• [LISTING]:
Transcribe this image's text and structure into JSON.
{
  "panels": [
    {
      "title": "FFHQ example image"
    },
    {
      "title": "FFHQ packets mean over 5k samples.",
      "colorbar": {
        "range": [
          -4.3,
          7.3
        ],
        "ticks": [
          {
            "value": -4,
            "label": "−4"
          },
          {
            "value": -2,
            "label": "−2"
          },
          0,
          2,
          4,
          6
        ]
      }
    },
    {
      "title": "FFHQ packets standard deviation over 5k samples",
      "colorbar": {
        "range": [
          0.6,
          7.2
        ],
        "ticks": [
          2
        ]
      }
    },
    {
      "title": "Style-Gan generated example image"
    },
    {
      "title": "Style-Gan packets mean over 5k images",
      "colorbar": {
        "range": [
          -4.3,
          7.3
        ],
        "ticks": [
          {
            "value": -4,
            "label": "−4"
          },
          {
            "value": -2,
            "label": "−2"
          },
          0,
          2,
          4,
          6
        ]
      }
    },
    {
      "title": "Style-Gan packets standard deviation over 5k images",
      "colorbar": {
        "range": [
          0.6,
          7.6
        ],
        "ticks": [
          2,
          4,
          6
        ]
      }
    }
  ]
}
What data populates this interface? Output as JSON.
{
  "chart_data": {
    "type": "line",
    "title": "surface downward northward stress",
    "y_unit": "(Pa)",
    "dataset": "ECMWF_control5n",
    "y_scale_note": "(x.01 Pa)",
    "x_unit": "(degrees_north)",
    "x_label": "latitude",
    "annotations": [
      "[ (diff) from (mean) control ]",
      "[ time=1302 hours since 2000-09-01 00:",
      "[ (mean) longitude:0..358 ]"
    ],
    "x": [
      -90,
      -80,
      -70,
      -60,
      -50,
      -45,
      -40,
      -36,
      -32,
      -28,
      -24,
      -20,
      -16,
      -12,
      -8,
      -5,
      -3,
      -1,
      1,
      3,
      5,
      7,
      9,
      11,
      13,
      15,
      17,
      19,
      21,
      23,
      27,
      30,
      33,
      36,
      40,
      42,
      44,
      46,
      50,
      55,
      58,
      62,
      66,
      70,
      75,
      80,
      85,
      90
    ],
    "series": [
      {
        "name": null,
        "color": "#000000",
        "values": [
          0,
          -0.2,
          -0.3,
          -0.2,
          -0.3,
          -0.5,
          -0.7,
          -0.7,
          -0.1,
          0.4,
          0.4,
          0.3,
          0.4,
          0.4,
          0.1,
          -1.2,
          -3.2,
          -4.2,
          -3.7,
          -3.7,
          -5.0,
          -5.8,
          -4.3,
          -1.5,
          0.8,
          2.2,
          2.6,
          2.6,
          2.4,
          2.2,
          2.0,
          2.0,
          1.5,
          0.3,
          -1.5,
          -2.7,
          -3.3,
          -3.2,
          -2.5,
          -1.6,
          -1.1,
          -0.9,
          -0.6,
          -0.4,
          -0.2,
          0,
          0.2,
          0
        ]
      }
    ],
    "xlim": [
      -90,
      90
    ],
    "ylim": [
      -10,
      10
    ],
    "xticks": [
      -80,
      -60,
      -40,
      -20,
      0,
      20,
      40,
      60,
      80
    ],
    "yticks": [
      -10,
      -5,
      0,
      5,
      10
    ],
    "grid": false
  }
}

• [THE REQUEST]:
Retype every entry above, word for word.

• [SOLUTION FOR THIS PROBLEM]:
Transcribe this image's text and structure into JSON.
{
  "panels": [
    {
      "title": "FFHQ example image"
    },
    {
      "title": "FFHQ packets mean over 5k samples.",
      "colorbar": {
        "range": [
          -4.3,
          7.3
        ],
        "ticks": [
          {
            "value": -4,
            "label": "−4"
          },
          {
            "value": -2,
            "label": "−2"
          },
          0,
          2,
          4,
          6
        ]
      }
    },
    {
      "title": "FFHQ packets standard deviation over 5k samples",
      "colorbar": {
        "range": [
          0.6,
          7.2
        ],
        "ticks": [
          2
        ]
      }
    },
    {
      "title": "Style-Gan generated example image"
    },
    {
      "title": "Style-Gan packets mean over 5k images",
      "colorbar": {
        "range": [
          -4.3,
          7.3
        ],
        "ticks": [
          {
            "value": -4,
            "label": "−4"
          },
          {
            "value": -2,
            "label": "−2"
          },
          0,
          2,
          4,
          6
        ]
      }
    },
    {
      "title": "Style-Gan packets standard deviation over 5k images",
      "colorbar": {
        "range": [
          0.6,
          7.6
        ],
        "ticks": [
          2,
          4,
          6
        ]
      }
    }
  ]
}
What data populates this interface? Output as JSON.
{
  "chart_data": {
    "type": "line",
    "title": "surface downward northward stress",
    "y_unit": "(Pa)",
    "dataset": "ECMWF_control5n",
    "y_scale_note": "(x.01 Pa)",
    "x_unit": "(degrees_north)",
    "x_label": "latitude",
    "annotations": [
      "[ (diff) from (mean) control ]",
      "[ time=1302 hours since 2000-09-01 00:",
      "[ (mean) longitude:0..358 ]"
    ],
    "x": [
      -90,
      -80,
      -70,
      -60,
      -50,
      -45,
      -40,
      -36,
      -32,
      -28,
      -24,
      -20,
      -16,
      -12,
      -8,
      -5,
      -3,
      -1,
      1,
      3,
      5,
      7,
      9,
      11,
      13,
      15,
      17,
      19,
      21,
      23,
      27,
      30,
      33,
      36,
      40,
      42,
      44,
      46,
      50,
      55,
      58,
      62,
      66,
      70,
      75,
      80,
      85,
      90
    ],
    "series": [
      {
        "name": null,
        "color": "#000000",
        "values": [
          0,
          -0.2,
          -0.3,
          -0.2,
          -0.3,
          -0.5,
          -0.7,
          -0.7,
          -0.1,
          0.4,
          0.4,
          0.3,
          0.4,
          0.4,
          0.1,
          -1.2,
          -3.2,
          -4.2,
          -3.7,
          -3.7,
          -5.0,
          -5.8,
          -4.3,
          -1.5,
          0.8,
          2.2,
          2.6,
          2.6,
          2.4,
          2.2,
          2.0,
          2.0,
          1.5,
          0.3,
          -1.5,
          -2.7,
          -3.3,
          -3.2,
          -2.5,
          -1.6,
          -1.1,
          -0.9,
          -0.6,
          -0.4,
          -0.2,
          0,
          0.2,
          0
        ]
      }
    ],
    "xlim": [
      -90,
      90
    ],
    "ylim": [
      -10,
      10
    ],
    "xticks": [
      -80,
      -60,
      -40,
      -20,
      0,
      20,
      40,
      60,
      80
    ],
    "yticks": [
      -10,
      -5,
      0,
      5,
      10
    ],
    "grid": false
  }
}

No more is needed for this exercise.